§ **Task statement**: Your task is to print every entry below exactly as given.
-*-*-
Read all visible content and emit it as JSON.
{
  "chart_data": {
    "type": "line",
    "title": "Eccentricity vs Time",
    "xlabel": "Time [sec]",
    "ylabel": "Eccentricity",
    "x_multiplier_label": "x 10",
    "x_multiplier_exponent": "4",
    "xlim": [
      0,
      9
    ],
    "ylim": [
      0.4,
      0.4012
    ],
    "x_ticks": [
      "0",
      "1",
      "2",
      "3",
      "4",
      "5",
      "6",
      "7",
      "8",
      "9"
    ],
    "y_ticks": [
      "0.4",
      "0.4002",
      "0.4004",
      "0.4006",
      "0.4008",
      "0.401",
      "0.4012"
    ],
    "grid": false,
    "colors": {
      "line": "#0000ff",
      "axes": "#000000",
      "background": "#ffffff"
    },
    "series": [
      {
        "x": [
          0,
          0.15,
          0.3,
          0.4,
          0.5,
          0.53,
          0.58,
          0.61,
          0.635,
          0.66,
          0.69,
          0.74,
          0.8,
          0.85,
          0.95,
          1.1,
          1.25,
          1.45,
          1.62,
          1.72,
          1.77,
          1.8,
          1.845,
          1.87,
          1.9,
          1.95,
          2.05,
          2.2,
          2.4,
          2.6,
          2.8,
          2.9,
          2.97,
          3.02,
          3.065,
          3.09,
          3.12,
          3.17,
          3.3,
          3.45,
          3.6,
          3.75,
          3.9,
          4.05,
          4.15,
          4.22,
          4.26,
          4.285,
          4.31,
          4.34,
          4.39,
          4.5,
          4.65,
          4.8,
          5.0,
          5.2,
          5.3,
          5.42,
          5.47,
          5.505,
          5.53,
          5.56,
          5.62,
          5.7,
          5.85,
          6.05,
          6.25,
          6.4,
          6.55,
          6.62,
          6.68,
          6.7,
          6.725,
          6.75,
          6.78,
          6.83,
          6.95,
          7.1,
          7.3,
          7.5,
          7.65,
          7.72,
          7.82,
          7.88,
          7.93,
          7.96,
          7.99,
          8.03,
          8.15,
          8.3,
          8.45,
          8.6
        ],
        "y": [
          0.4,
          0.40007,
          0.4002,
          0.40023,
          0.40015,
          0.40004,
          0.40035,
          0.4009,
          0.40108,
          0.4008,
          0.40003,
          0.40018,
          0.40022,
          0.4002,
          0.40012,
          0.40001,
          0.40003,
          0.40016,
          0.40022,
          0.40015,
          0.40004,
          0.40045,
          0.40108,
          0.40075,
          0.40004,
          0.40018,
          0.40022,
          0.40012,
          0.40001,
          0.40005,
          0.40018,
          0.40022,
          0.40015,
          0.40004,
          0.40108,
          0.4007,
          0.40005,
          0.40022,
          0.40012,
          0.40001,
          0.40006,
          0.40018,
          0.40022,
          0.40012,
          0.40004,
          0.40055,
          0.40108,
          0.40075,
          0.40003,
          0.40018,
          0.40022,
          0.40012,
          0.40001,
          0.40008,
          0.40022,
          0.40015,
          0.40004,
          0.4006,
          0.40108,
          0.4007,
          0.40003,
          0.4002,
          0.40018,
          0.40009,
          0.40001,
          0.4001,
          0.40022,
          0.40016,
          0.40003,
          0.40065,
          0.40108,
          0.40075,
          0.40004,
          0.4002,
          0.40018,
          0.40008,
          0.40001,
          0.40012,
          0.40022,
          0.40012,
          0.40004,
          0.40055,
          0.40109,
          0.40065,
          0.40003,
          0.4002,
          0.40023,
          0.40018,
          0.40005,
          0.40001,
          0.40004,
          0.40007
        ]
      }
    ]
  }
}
-*-*-
§ **Answer to the exercise**:
Read all visible content and emit it as JSON.
{
  "chart_data": {
    "type": "line",
    "title": "Eccentricity vs Time",
    "xlabel": "Time [sec]",
    "ylabel": "Eccentricity",
    "x_multiplier_label": "x 10",
    "x_multiplier_exponent": "4",
    "xlim": [
      0,
      9
    ],
    "ylim": [
      0.4,
      0.4012
    ],
    "x_ticks": [
      "0",
      "1",
      "2",
      "3",
      "4",
      "5",
      "6",
      "7",
      "8",
      "9"
    ],
    "y_ticks": [
      "0.4",
      "0.4002",
      "0.4004",
      "0.4006",
      "0.4008",
      "0.401",
      "0.4012"
    ],
    "grid": false,
    "colors": {
      "line": "#0000ff",
      "axes": "#000000",
      "background": "#ffffff"
    },
    "series": [
      {
        "x": [
          0,
          0.15,
          0.3,
          0.4,
          0.5,
          0.53,
          0.58,
          0.61,
          0.635,
          0.66,
          0.69,
          0.74,
          0.8,
          0.85,
          0.95,
          1.1,
          1.25,
          1.45,
          1.62,
          1.72,
          1.77,
          1.8,
          1.845,
          1.87,
          1.9,
          1.95,
          2.05,
          2.2,
          2.4,
          2.6,
          2.8,
          2.9,
          2.97,
          3.02,
          3.065,
          3.09,
          3.12,
          3.17,
          3.3,
          3.45,
          3.6,
          3.75,
          3.9,
          4.05,
          4.15,
          4.22,
          4.26,
          4.285,
          4.31,
          4.34,
          4.39,
          4.5,
          4.65,
          4.8,
          5.0,
          5.2,
          5.3,
          5.42,
          5.47,
          5.505,
          5.53,
          5.56,
          5.62,
          5.7,
          5.85,
          6.05,
          6.25,
          6.4,
          6.55,
          6.62,
          6.68,
          6.7,
          6.725,
          6.75,
          6.78,
          6.83,
          6.95,
          7.1,
          7.3,
          7.5,
          7.65,
          7.72,
          7.82,
          7.88,
          7.93,
          7.96,
          7.99,
          8.03,
          8.15,
          8.3,
          8.45,
          8.6
        ],
        "y": [
          0.4,
          0.40007,
          0.4002,
          0.40023,
          0.40015,
          0.40004,
          0.40035,
          0.4009,
          0.40108,
          0.4008,
          0.40003,
          0.40018,
          0.40022,
          0.4002,
          0.40012,
          0.40001,
          0.40003,
          0.40016,
          0.40022,
          0.40015,
          0.40004,
          0.40045,
          0.40108,
          0.40075,
          0.40004,
          0.40018,
          0.40022,
          0.40012,
          0.40001,
          0.40005,
          0.40018,
          0.40022,
          0.40015,
          0.40004,
          0.40108,
          0.4007,
          0.40005,
          0.40022,
          0.40012,
          0.40001,
          0.40006,
          0.40018,
          0.40022,
          0.40012,
          0.40004,
          0.40055,
          0.40108,
          0.40075,
          0.40003,
          0.40018,
          0.40022,
          0.40012,
          0.40001,
          0.40008,
          0.40022,
          0.40015,
          0.40004,
          0.4006,
          0.40108,
          0.4007,
          0.40003,
          0.4002,
          0.40018,
          0.40009,
          0.40001,
          0.4001,
          0.40022,
          0.40016,
          0.40003,
          0.40065,
          0.40108,
          0.40075,
          0.40004,
          0.4002,
          0.40018,
          0.40008,
          0.40001,
          0.40012,
          0.40022,
          0.40012,
          0.40004,
          0.40055,
          0.40109,
          0.40065,
          0.40003,
          0.4002,
          0.40023,
          0.40018,
          0.40005,
          0.40001,
          0.40004,
          0.40007
        ]
      }
    ]
  }
}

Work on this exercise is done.